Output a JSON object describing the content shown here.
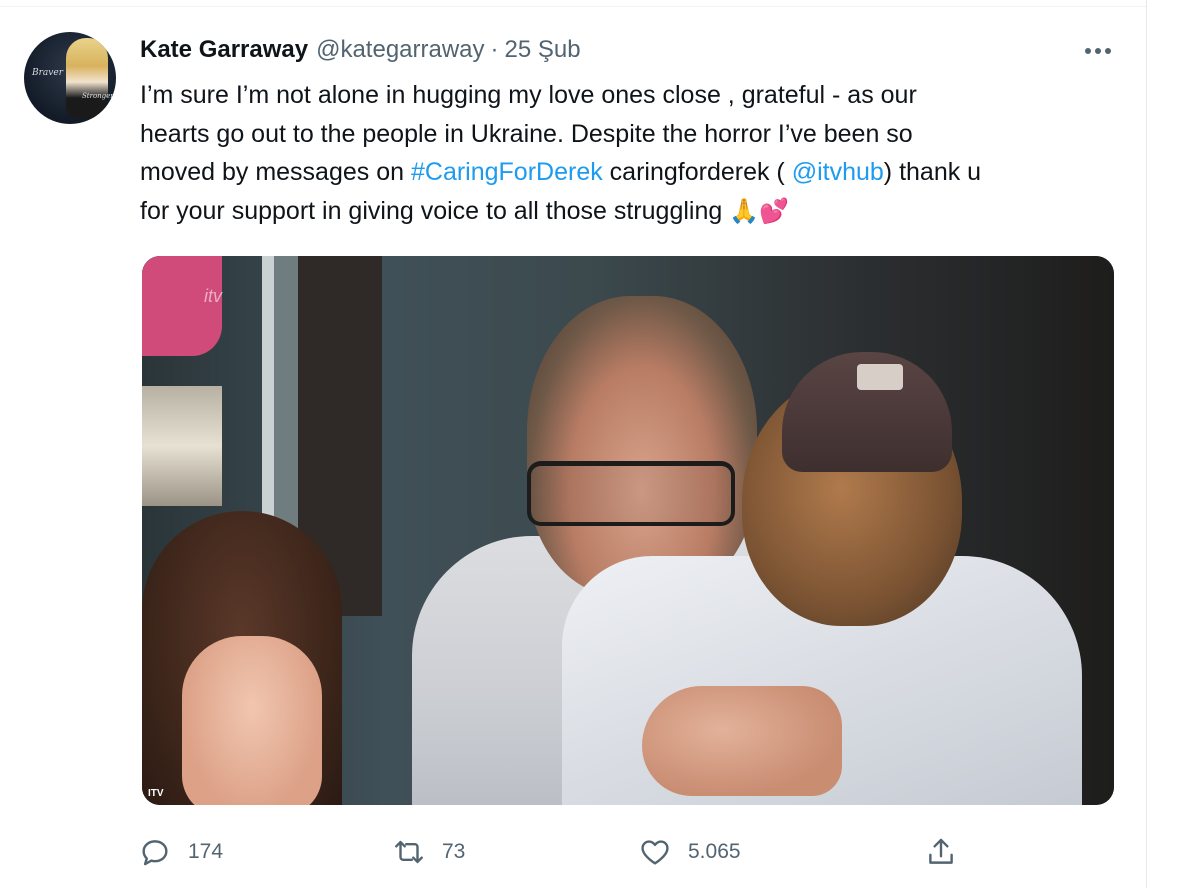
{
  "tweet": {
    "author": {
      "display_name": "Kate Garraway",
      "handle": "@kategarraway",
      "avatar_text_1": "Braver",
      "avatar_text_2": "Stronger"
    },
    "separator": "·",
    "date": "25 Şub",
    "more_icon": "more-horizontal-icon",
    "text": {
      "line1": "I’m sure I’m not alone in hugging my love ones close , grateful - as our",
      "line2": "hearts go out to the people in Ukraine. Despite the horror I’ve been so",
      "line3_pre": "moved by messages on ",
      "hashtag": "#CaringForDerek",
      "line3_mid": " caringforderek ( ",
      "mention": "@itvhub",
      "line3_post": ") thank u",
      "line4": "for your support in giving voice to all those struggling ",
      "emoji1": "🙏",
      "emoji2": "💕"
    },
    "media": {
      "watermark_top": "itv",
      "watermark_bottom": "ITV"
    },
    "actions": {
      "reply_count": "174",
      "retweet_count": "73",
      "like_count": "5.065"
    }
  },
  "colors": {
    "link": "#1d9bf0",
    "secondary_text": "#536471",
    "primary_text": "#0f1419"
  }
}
....
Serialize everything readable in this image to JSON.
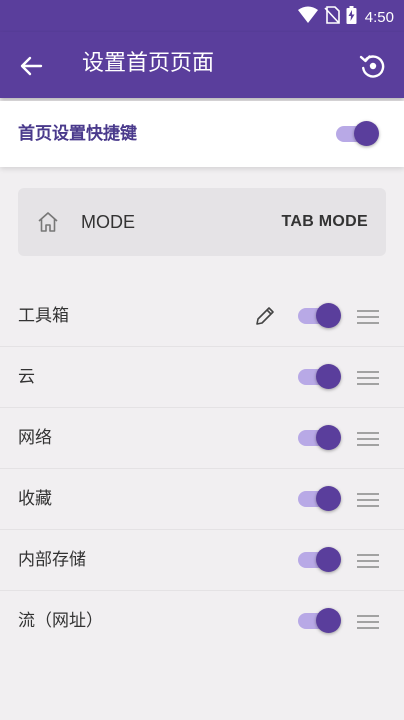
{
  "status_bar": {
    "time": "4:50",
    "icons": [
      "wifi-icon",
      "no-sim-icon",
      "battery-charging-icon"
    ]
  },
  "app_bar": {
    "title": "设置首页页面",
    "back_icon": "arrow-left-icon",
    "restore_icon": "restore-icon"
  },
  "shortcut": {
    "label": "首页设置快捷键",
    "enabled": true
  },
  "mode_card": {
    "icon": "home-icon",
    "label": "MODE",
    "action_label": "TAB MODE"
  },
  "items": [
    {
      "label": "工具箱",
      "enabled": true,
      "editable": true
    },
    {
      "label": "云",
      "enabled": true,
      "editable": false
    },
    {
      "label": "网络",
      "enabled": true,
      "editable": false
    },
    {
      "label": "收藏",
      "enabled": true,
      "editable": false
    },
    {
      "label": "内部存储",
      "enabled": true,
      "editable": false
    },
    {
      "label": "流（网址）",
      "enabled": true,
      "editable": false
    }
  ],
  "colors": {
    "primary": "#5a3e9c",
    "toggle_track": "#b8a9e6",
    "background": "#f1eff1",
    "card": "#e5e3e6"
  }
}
....
> [Given instruction]:
Copy out every line in the entries above that holds "JSON".

> [The output]:
Output a JSON object describing the content shown here.
Serialize everything readable in this image to JSON.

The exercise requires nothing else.